§ **Aim**: Isolate every line in the records below with "document" in it.
— begin —
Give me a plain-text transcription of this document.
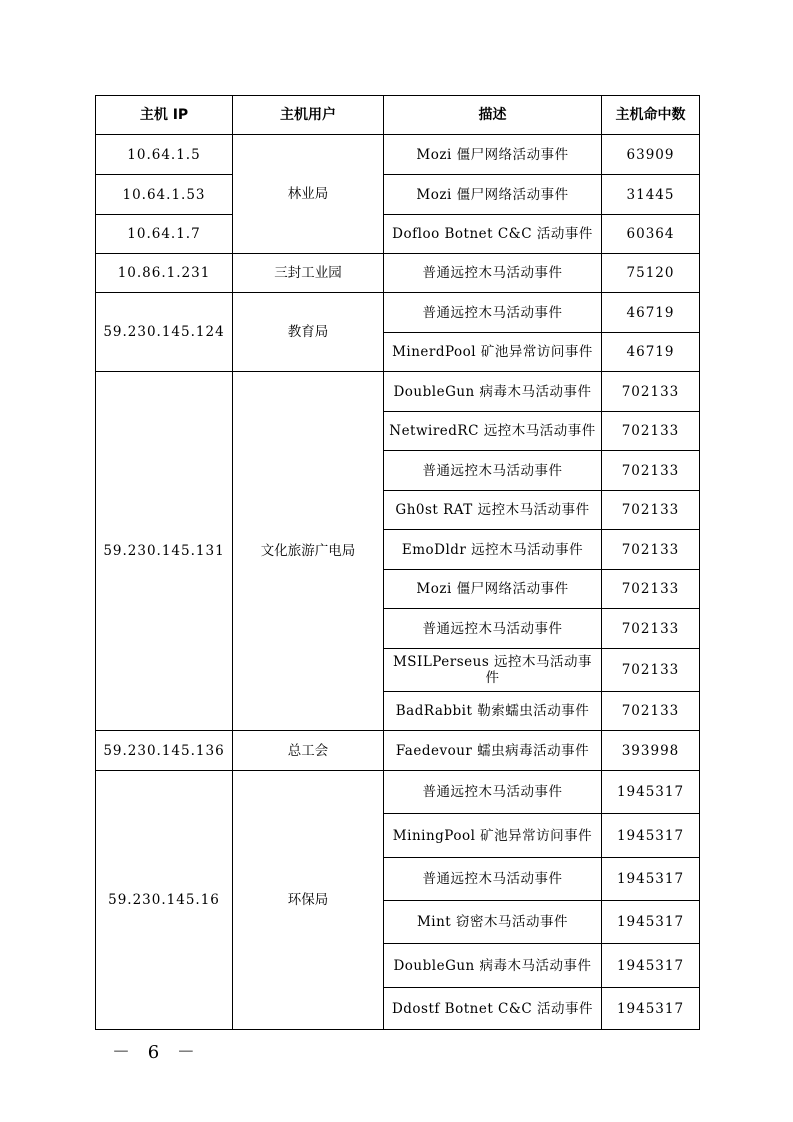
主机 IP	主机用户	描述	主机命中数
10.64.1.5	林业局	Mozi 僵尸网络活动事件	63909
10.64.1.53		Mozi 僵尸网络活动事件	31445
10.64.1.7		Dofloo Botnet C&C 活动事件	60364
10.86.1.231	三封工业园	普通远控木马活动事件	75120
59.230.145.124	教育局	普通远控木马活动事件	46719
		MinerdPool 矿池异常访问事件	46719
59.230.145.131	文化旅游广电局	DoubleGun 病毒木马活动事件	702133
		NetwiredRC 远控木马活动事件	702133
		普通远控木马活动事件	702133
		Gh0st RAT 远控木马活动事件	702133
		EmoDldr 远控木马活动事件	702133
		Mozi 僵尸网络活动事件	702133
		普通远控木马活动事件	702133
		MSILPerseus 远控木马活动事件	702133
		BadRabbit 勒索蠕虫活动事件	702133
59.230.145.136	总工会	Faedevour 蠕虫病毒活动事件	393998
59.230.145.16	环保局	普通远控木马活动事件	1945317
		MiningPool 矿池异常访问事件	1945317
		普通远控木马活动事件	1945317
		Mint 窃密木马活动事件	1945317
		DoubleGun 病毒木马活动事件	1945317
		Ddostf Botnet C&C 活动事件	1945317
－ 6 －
— end —
— begin —
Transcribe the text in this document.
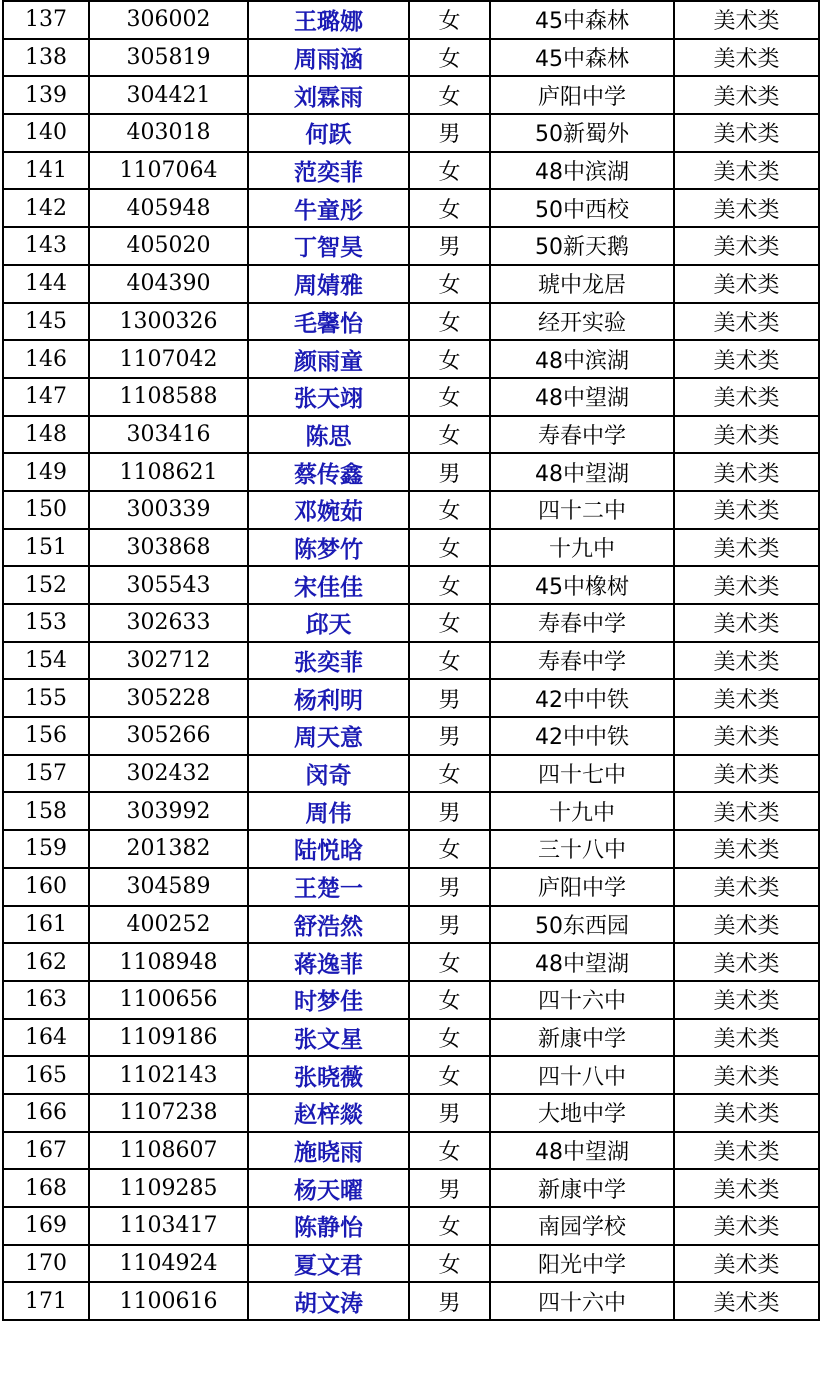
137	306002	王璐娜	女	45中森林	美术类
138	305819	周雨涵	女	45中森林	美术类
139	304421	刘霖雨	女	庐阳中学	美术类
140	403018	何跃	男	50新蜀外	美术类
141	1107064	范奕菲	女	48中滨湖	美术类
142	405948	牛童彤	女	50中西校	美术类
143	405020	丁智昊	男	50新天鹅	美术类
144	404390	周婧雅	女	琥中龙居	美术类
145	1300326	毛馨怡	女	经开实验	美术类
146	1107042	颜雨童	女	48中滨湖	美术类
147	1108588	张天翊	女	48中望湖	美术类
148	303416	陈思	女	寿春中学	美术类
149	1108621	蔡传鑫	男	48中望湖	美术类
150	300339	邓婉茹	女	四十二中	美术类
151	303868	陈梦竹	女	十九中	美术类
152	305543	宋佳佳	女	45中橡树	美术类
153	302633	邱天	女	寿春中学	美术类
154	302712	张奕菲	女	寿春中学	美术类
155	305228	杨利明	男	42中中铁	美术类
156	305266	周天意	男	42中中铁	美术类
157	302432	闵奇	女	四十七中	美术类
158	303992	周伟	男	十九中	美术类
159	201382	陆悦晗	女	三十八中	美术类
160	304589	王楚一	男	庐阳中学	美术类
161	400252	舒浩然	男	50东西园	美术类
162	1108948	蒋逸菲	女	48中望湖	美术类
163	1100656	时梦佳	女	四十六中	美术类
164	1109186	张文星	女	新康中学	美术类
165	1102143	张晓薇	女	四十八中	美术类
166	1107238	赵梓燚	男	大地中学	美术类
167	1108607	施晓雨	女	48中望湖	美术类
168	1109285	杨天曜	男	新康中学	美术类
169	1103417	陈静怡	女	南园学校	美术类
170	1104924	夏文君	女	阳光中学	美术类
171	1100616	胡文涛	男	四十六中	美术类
— end —
— begin —
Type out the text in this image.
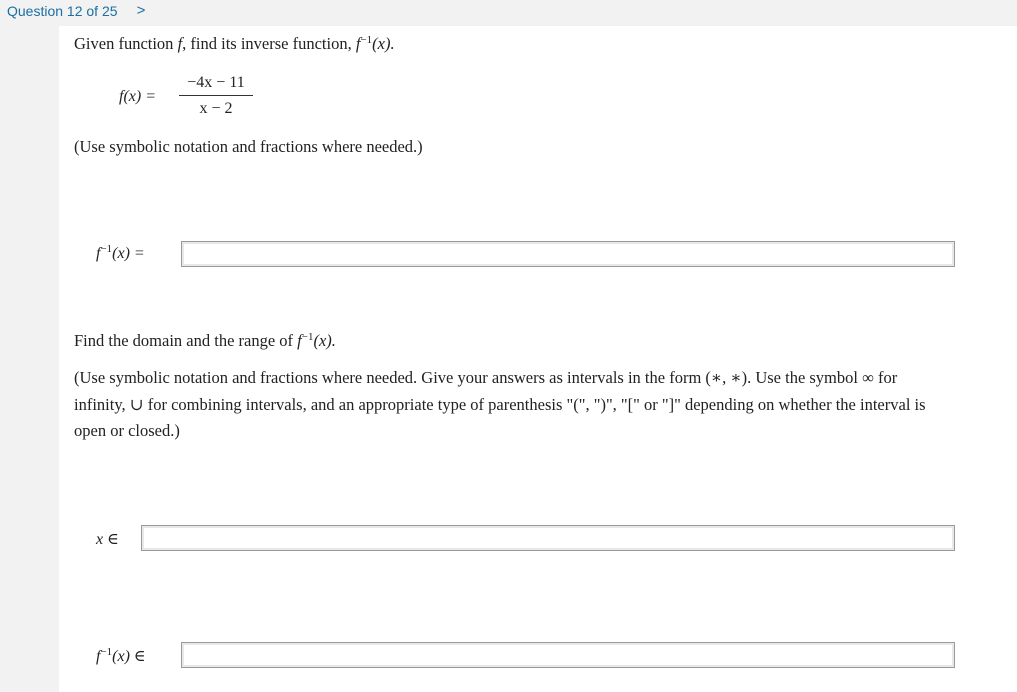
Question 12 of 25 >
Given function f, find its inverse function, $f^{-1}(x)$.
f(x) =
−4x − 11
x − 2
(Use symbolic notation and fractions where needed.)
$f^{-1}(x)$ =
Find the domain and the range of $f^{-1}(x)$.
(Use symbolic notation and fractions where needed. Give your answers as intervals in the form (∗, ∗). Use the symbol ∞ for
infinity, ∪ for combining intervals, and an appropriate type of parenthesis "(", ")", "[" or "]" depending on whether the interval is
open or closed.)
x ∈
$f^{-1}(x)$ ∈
— end —
§ **Exercise solution**:
Give me a plain-text transcription of this document.
Transcribe the text in this document.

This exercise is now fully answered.